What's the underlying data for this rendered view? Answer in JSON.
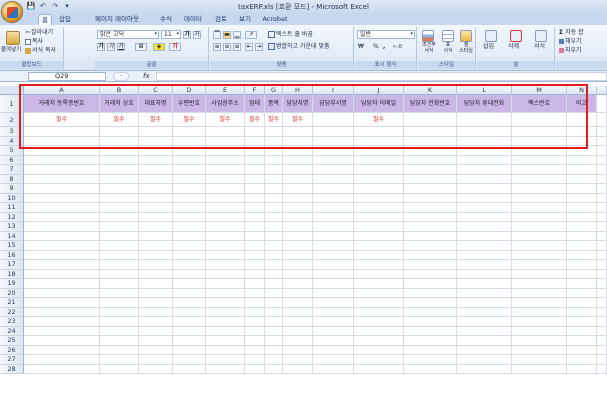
{
  "window": {
    "title": "taxERP.xls [호환 모드] - Microsoft Excel"
  },
  "qat": [
    "💾",
    "↶",
    "↷",
    "▾"
  ],
  "tabs": [
    "홈",
    "삽입",
    "페이지 레이아웃",
    "수식",
    "데이터",
    "검토",
    "보기",
    "Acrobat"
  ],
  "active_tab": "홈",
  "ribbon": {
    "clipboard": {
      "paste": "붙여넣기",
      "cut": "잘라내기",
      "copy": "복사",
      "format_painter": "서식 복사",
      "label": "클립보드"
    },
    "font": {
      "font_name": "맑은 고딕",
      "font_size": "11",
      "grow": "가",
      "shrink": "가",
      "bold": "가",
      "italic": "가",
      "underline": "가",
      "font_color": "가",
      "label": "글꼴"
    },
    "alignment": {
      "wrap": "텍스트 줄 바꿈",
      "merge": "병합하고 가운데 맞춤",
      "label": "맞춤"
    },
    "number": {
      "format": "일반",
      "currency": "₩",
      "percent": "%",
      "comma": ",",
      "label": "표시 형식"
    },
    "styles": {
      "conditional": "조건부\n서식",
      "table": "표\n서식",
      "cell": "셀\n스타일",
      "label": "스타일"
    },
    "cells": {
      "insert": "삽입",
      "delete": "삭제",
      "format": "서식",
      "label": "셀"
    },
    "editing": {
      "autosum": "자동 합",
      "fill": "채우기",
      "clear": "지우기"
    }
  },
  "formula_bar": {
    "name_box": "Q29",
    "fx": "fx",
    "value": ""
  },
  "columns": [
    "A",
    "B",
    "C",
    "D",
    "E",
    "F",
    "G",
    "H",
    "I",
    "J",
    "K",
    "L",
    "M",
    "N"
  ],
  "header_row": [
    "거래처 등록증번호",
    "거래처 상호",
    "대표자명",
    "우편번호",
    "사업장주소",
    "업태",
    "종목",
    "담당자명",
    "담당부서명",
    "담당자 이메일",
    "담당자 전화번호",
    "담당자 휴대전화",
    "팩스번호",
    "비고"
  ],
  "required_row": [
    "필수",
    "필수",
    "필수",
    "필수",
    "필수",
    "필수",
    "필수",
    "필수",
    "",
    "필수",
    "",
    "",
    "",
    ""
  ],
  "row_numbers": [
    "1",
    "2",
    "3",
    "4",
    "5",
    "6",
    "7",
    "8",
    "9",
    "10",
    "11",
    "12",
    "13",
    "14",
    "15",
    "16",
    "17",
    "18",
    "19",
    "20",
    "21",
    "22",
    "23",
    "24",
    "25",
    "26",
    "27",
    "28"
  ],
  "colors": {
    "header_fill": "#cbb7e6",
    "required_text": "#e0302a",
    "highlight_border": "#e21b1b"
  }
}
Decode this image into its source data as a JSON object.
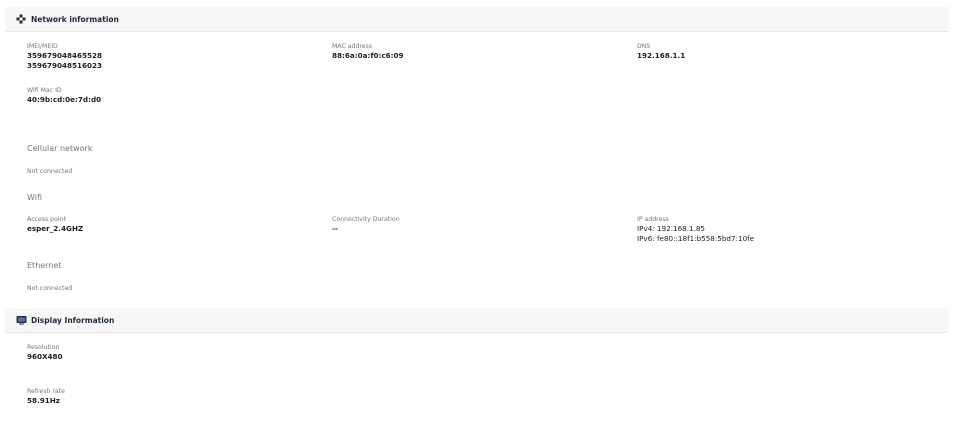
{
  "network": {
    "title": "Network information",
    "icon": "network-icon",
    "imei": {
      "label": "IMEI/MEID",
      "values": [
        "359679048465528",
        "359679048516023"
      ]
    },
    "mac": {
      "label": "MAC address",
      "value": "88:6a:0a:f0:c6:09"
    },
    "dns": {
      "label": "DNS",
      "value": "192.168.1.1"
    },
    "wifi_mac": {
      "label": "Wifi Mac ID",
      "value": "40:9b:cd:0e:7d:d0"
    },
    "cellular": {
      "heading": "Cellular network",
      "status": "Not connected"
    },
    "wifi": {
      "heading": "Wifi",
      "access_point": {
        "label": "Access point",
        "value": "esper_2.4GHZ"
      },
      "duration": {
        "label": "Connectivity Duration",
        "value": "--"
      },
      "ip": {
        "label": "IP address",
        "ipv4": "IPv4: 192.168.1.85",
        "ipv6": "IPv6: fe80::18f1:b558:5bd7:10fe"
      }
    },
    "ethernet": {
      "heading": "Ethernet",
      "status": "Not connected"
    }
  },
  "display": {
    "title": "Display Information",
    "icon": "display-icon",
    "resolution": {
      "label": "Resolution",
      "value": "960X480"
    },
    "refresh_rate": {
      "label": "Refresh rate",
      "value": "58.91Hz"
    }
  }
}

Directions
Leave the pictures out, and transcribe each of the records exactly.

The completed task
What's the underlying data for this rendered view? Answer in JSON.
{
  "window": {
    "title": "taxERP.xls [호환 모드] - Microsoft Excel"
  },
  "qat": [
    "💾",
    "↶",
    "↷",
    "▾"
  ],
  "tabs": [
    "홈",
    "삽입",
    "페이지 레이아웃",
    "수식",
    "데이터",
    "검토",
    "보기",
    "Acrobat"
  ],
  "active_tab": "홈",
  "ribbon": {
    "clipboard": {
      "paste": "붙여넣기",
      "cut": "잘라내기",
      "copy": "복사",
      "format_painter": "서식 복사",
      "label": "클립보드"
    },
    "font": {
      "font_name": "맑은 고딕",
      "font_size": "11",
      "grow": "가",
      "shrink": "가",
      "bold": "가",
      "italic": "가",
      "underline": "가",
      "font_color": "가",
      "label": "글꼴"
    },
    "alignment": {
      "wrap": "텍스트 줄 바꿈",
      "merge": "병합하고 가운데 맞춤",
      "label": "맞춤"
    },
    "number": {
      "format": "일반",
      "currency": "₩",
      "percent": "%",
      "comma": ",",
      "label": "표시 형식"
    },
    "styles": {
      "conditional": "조건부\n서식",
      "table": "표\n서식",
      "cell": "셀\n스타일",
      "label": "스타일"
    },
    "cells": {
      "insert": "삽입",
      "delete": "삭제",
      "format": "서식",
      "label": "셀"
    },
    "editing": {
      "autosum": "자동 합",
      "fill": "채우기",
      "clear": "지우기"
    }
  },
  "formula_bar": {
    "name_box": "Q29",
    "fx": "fx",
    "value": ""
  },
  "columns": [
    "A",
    "B",
    "C",
    "D",
    "E",
    "F",
    "G",
    "H",
    "I",
    "J",
    "K",
    "L",
    "M",
    "N"
  ],
  "header_row": [
    "거래처 등록증번호",
    "거래처 상호",
    "대표자명",
    "우편번호",
    "사업장주소",
    "업태",
    "종목",
    "담당자명",
    "담당부서명",
    "담당자 이메일",
    "담당자 전화번호",
    "담당자 휴대전화",
    "팩스번호",
    "비고"
  ],
  "required_row": [
    "필수",
    "필수",
    "필수",
    "필수",
    "필수",
    "필수",
    "필수",
    "필수",
    "",
    "필수",
    "",
    "",
    "",
    ""
  ],
  "row_numbers": [
    "1",
    "2",
    "3",
    "4",
    "5",
    "6",
    "7",
    "8",
    "9",
    "10",
    "11",
    "12",
    "13",
    "14",
    "15",
    "16",
    "17",
    "18",
    "19",
    "20",
    "21",
    "22",
    "23",
    "24",
    "25",
    "26",
    "27",
    "28"
  ],
  "colors": {
    "header_fill": "#cbb7e6",
    "required_text": "#e0302a",
    "highlight_border": "#e21b1b"
  }
}
Decode this image into its source data as a JSON object.
{
  "network": {
    "title": "Network information",
    "icon": "network-icon",
    "imei": {
      "label": "IMEI/MEID",
      "values": [
        "359679048465528",
        "359679048516023"
      ]
    },
    "mac": {
      "label": "MAC address",
      "value": "88:6a:0a:f0:c6:09"
    },
    "dns": {
      "label": "DNS",
      "value": "192.168.1.1"
    },
    "wifi_mac": {
      "label": "Wifi Mac ID",
      "value": "40:9b:cd:0e:7d:d0"
    },
    "cellular": {
      "heading": "Cellular network",
      "status": "Not connected"
    },
    "wifi": {
      "heading": "Wifi",
      "access_point": {
        "label": "Access point",
        "value": "esper_2.4GHZ"
      },
      "duration": {
        "label": "Connectivity Duration",
        "value": "--"
      },
      "ip": {
        "label": "IP address",
        "ipv4": "IPv4: 192.168.1.85",
        "ipv6": "IPv6: fe80::18f1:b558:5bd7:10fe"
      }
    },
    "ethernet": {
      "heading": "Ethernet",
      "status": "Not connected"
    }
  },
  "display": {
    "title": "Display Information",
    "icon": "display-icon",
    "resolution": {
      "label": "Resolution",
      "value": "960X480"
    },
    "refresh_rate": {
      "label": "Refresh rate",
      "value": "58.91Hz"
    }
  }
}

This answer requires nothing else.